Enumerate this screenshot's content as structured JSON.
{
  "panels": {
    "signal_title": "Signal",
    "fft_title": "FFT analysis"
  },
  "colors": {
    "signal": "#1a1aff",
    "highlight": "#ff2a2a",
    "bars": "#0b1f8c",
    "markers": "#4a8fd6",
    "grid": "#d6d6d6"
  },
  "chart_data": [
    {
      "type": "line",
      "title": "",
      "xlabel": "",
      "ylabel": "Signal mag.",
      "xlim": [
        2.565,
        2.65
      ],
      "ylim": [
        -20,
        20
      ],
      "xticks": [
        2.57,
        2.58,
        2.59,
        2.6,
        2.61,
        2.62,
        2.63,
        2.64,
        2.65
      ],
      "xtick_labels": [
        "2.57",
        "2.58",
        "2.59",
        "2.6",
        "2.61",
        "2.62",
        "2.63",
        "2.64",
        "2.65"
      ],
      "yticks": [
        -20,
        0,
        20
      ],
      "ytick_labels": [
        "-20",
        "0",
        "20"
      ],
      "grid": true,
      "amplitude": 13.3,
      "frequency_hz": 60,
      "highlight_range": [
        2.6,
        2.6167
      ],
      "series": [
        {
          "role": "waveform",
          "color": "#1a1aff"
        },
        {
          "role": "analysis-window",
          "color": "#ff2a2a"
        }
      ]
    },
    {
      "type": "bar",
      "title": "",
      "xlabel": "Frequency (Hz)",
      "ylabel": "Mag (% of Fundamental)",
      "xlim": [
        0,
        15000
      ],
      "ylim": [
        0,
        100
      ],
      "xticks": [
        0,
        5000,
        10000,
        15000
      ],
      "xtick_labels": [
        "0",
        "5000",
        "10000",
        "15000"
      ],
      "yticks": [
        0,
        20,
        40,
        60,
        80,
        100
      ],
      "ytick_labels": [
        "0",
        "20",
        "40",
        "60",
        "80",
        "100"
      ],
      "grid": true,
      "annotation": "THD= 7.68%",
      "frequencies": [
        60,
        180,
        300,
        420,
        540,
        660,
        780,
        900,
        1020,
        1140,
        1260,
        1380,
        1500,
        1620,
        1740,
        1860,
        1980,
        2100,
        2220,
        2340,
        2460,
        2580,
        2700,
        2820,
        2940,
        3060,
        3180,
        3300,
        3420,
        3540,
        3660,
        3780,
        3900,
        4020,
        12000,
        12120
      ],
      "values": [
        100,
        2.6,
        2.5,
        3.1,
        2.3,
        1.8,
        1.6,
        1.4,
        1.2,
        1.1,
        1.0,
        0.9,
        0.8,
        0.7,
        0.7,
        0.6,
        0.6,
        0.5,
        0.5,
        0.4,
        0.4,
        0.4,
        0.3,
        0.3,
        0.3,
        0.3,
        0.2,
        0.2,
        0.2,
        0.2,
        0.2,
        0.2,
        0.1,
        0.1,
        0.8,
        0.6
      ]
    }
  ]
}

= = =

# [THE EXERCISE]
Give all the records again. Match them exactly.

# [RESULT FOR THIS EXERCISE]
Enumerate this screenshot's content as structured JSON.
{
  "panels": {
    "signal_title": "Signal",
    "fft_title": "FFT analysis"
  },
  "colors": {
    "signal": "#1a1aff",
    "highlight": "#ff2a2a",
    "bars": "#0b1f8c",
    "markers": "#4a8fd6",
    "grid": "#d6d6d6"
  },
  "chart_data": [
    {
      "type": "line",
      "title": "",
      "xlabel": "",
      "ylabel": "Signal mag.",
      "xlim": [
        2.565,
        2.65
      ],
      "ylim": [
        -20,
        20
      ],
      "xticks": [
        2.57,
        2.58,
        2.59,
        2.6,
        2.61,
        2.62,
        2.63,
        2.64,
        2.65
      ],
      "xtick_labels": [
        "2.57",
        "2.58",
        "2.59",
        "2.6",
        "2.61",
        "2.62",
        "2.63",
        "2.64",
        "2.65"
      ],
      "yticks": [
        -20,
        0,
        20
      ],
      "ytick_labels": [
        "-20",
        "0",
        "20"
      ],
      "grid": true,
      "amplitude": 13.3,
      "frequency_hz": 60,
      "highlight_range": [
        2.6,
        2.6167
      ],
      "series": [
        {
          "role": "waveform",
          "color": "#1a1aff"
        },
        {
          "role": "analysis-window",
          "color": "#ff2a2a"
        }
      ]
    },
    {
      "type": "bar",
      "title": "",
      "xlabel": "Frequency (Hz)",
      "ylabel": "Mag (% of Fundamental)",
      "xlim": [
        0,
        15000
      ],
      "ylim": [
        0,
        100
      ],
      "xticks": [
        0,
        5000,
        10000,
        15000
      ],
      "xtick_labels": [
        "0",
        "5000",
        "10000",
        "15000"
      ],
      "yticks": [
        0,
        20,
        40,
        60,
        80,
        100
      ],
      "ytick_labels": [
        "0",
        "20",
        "40",
        "60",
        "80",
        "100"
      ],
      "grid": true,
      "annotation": "THD= 7.68%",
      "frequencies": [
        60,
        180,
        300,
        420,
        540,
        660,
        780,
        900,
        1020,
        1140,
        1260,
        1380,
        1500,
        1620,
        1740,
        1860,
        1980,
        2100,
        2220,
        2340,
        2460,
        2580,
        2700,
        2820,
        2940,
        3060,
        3180,
        3300,
        3420,
        3540,
        3660,
        3780,
        3900,
        4020,
        12000,
        12120
      ],
      "values": [
        100,
        2.6,
        2.5,
        3.1,
        2.3,
        1.8,
        1.6,
        1.4,
        1.2,
        1.1,
        1.0,
        0.9,
        0.8,
        0.7,
        0.7,
        0.6,
        0.6,
        0.5,
        0.5,
        0.4,
        0.4,
        0.4,
        0.3,
        0.3,
        0.3,
        0.3,
        0.2,
        0.2,
        0.2,
        0.2,
        0.2,
        0.2,
        0.1,
        0.1,
        0.8,
        0.6
      ]
    }
  ]
}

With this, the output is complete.